Output every line of the material below verbatim, with each character, bracket, and coordinate unchanged.
◆ ◆ ◆ ◆ ◆
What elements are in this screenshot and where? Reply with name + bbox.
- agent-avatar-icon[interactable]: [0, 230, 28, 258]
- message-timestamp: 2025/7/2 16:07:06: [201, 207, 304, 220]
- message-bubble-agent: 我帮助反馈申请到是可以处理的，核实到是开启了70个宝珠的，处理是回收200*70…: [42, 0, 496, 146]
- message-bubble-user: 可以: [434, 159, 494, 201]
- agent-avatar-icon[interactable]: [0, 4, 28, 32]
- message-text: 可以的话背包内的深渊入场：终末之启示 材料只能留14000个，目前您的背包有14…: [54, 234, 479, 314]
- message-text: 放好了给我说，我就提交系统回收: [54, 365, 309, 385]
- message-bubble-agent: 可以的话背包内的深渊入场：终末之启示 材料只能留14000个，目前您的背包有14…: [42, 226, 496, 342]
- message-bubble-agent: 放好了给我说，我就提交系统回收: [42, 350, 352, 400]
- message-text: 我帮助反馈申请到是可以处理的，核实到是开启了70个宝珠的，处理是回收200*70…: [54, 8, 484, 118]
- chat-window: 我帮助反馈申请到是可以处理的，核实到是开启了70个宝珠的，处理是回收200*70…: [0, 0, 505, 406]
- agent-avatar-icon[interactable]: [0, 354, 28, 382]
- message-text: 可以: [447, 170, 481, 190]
◆ ◆ ◆ ◆ ◆
Solution to this exercise:
What elements are in this screenshot and where? Reply with name + bbox.
- agent-avatar-icon[interactable]: [0, 230, 28, 258]
- message-timestamp: 2025/7/2 16:07:06: [201, 207, 304, 220]
- message-bubble-agent: 我帮助反馈申请到是可以处理的，核实到是开启了70个宝珠的，处理是回收200*70…: [42, 0, 496, 146]
- message-bubble-user: 可以: [434, 159, 494, 201]
- agent-avatar-icon[interactable]: [0, 4, 28, 32]
- message-text: 可以的话背包内的深渊入场：终末之启示 材料只能留14000个，目前您的背包有14…: [54, 234, 479, 314]
- message-text: 放好了给我说，我就提交系统回收: [54, 365, 309, 385]
- message-bubble-agent: 可以的话背包内的深渊入场：终末之启示 材料只能留14000个，目前您的背包有14…: [42, 226, 496, 342]
- message-bubble-agent: 放好了给我说，我就提交系统回收: [42, 350, 352, 400]
- message-text: 我帮助反馈申请到是可以处理的，核实到是开启了70个宝珠的，处理是回收200*70…: [54, 8, 484, 118]
- chat-window: 我帮助反馈申请到是可以处理的，核实到是开启了70个宝珠的，处理是回收200*70…: [0, 0, 505, 406]
- agent-avatar-icon[interactable]: [0, 354, 28, 382]
- message-text: 可以: [447, 170, 481, 190]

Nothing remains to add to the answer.